● **The input**
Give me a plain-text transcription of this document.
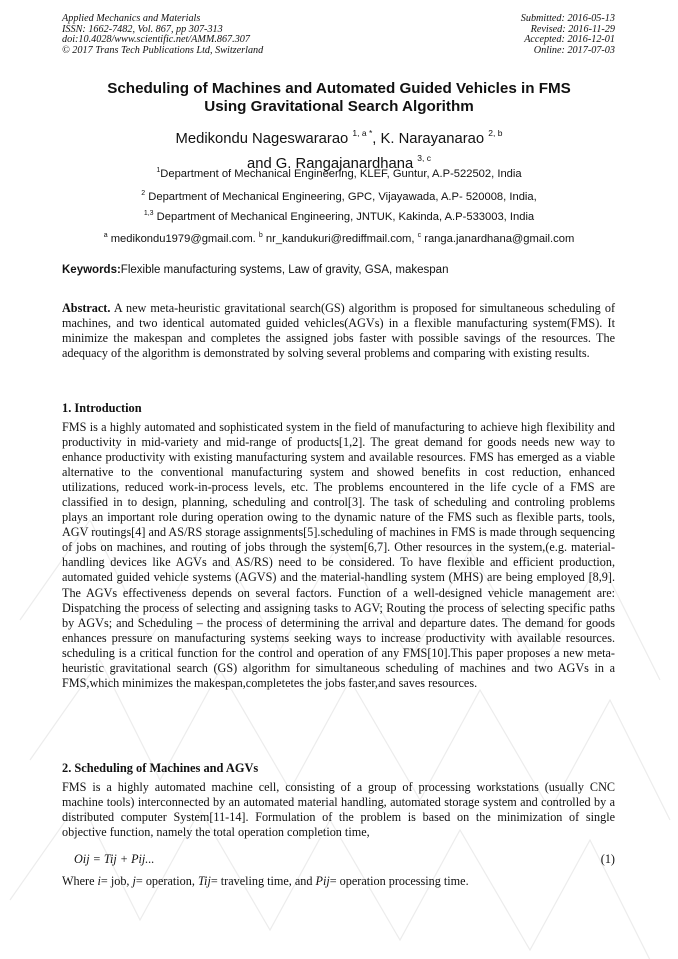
Applied Mechanics and Materials
ISSN: 1662-7482, Vol. 867, pp 307-313
doi:10.4028/www.scientific.net/AMM.867.307
© 2017 Trans Tech Publications Ltd, Switzerland
Submitted: 2016-05-13
Revised: 2016-11-29
Accepted: 2016-12-01
Online: 2017-07-03
Scheduling of Machines and Automated Guided Vehicles in FMS
Using Gravitational Search Algorithm
Medikondu Nageswararao $^{1, a *}$, K. Narayanarao $^{2, b}$
and G. Rangajanardhana $^{3, c}$
$^1$Department of Mechanical Engineering, KLEF, Guntur, A.P-522502, India
$^2$ Department of Mechanical Engineering, GPC, Vijayawada, A.P- 520008, India,
$^{1,3}$ Department of Mechanical Engineering, JNTUK, Kakinda, A.P-533003, India
$^a$ medikondu1979@gmail.com. $^b$ nr_kandukuri@rediffmail.com, $^c$ ranga.janardhana@gmail.com
Keywords:Flexible manufacturing systems, Law of gravity, GSA, makespan
Abstract. A new meta-heuristic gravitational search(GS) algorithm is proposed for simultaneous scheduling of machines, and two identical automated guided vehicles(AGVs) in a flexible manufacturing system(FMS). It minimize the makespan and completes the assigned jobs faster with possible savings of the resources. The adequacy of the algorithm is demonstrated by solving several problems and comparing with existing results.
1. Introduction
FMS is a highly automated and sophisticated system in the field of manufacturing to achieve high flexibility and productivity in mid-variety and mid-range of products[1,2]. The great demand for goods needs new way to enhance productivity with existing manufacturing system and available resources. FMS has emerged as a viable alternative to the conventional manufacturing system and showed benefits in cost reduction, enhanced utilizations, reduced work-in-process levels, etc. The problems encountered in the life cycle of a FMS are classified in to design, planning, scheduling and control[3]. The task of scheduling and controling problems plays an important role during operation owing to the dynamic nature of the FMS such as flexible parts, tools, AGV routings[4] and AS/RS storage assignments[5].scheduling of machines in FMS is made through sequencing of jobs on machines, and routing of jobs through the system[6,7]. Other resources in the system,(e.g. material-handling devices like AGVs and AS/RS) need to be considered. To have flexible and efficient production, automated guided vehicle systems (AGVS) and the material-handling system (MHS) are being employed [8,9]. The AGVs effectiveness depends on several factors. Function of a well-designed vehicle management are: Dispatching the process of selecting and assigning tasks to AGV; Routing the process of selecting specific paths by AGVs; and Scheduling – the process of determining the arrival and departure dates. The demand for goods enhances pressure on manufacturing systems seeking ways to increase productivity with available resources. scheduling is a critical function for the control and operation of any FMS[10].This paper proposes a new meta-heuristic gravitational search (GS) algorithm for simultaneous scheduling of machines and two AGVs in a FMS,which minimizes the makespan,completetes the jobs faster,and saves resources.
2. Scheduling of Machines and AGVs
FMS is a highly automated machine cell, consisting of a group of processing workstations (usually CNC machine tools) interconnected by an automated material handling, automated storage system and controlled by a distributed computer System[11-14]. Formulation of the problem is based on the minimization of single objective function, namely the total operation completion time,
Oij = Tij + Pij...	(1)
Where i= job, j= operation, Tij= traveling time, and Pij= operation processing time.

● **Task instructions**
Copy each line of the data above that holds "Engineering".

● **Answer to this problem**
$^1$Department of Mechanical Engineering, KLEF, Guntur, A.P-522502, India
$^2$ Department of Mechanical Engineering, GPC, Vijayawada, A.P- 520008, India,
$^{1,3}$ Department of Mechanical Engineering, JNTUK, Kakinda, A.P-533003, India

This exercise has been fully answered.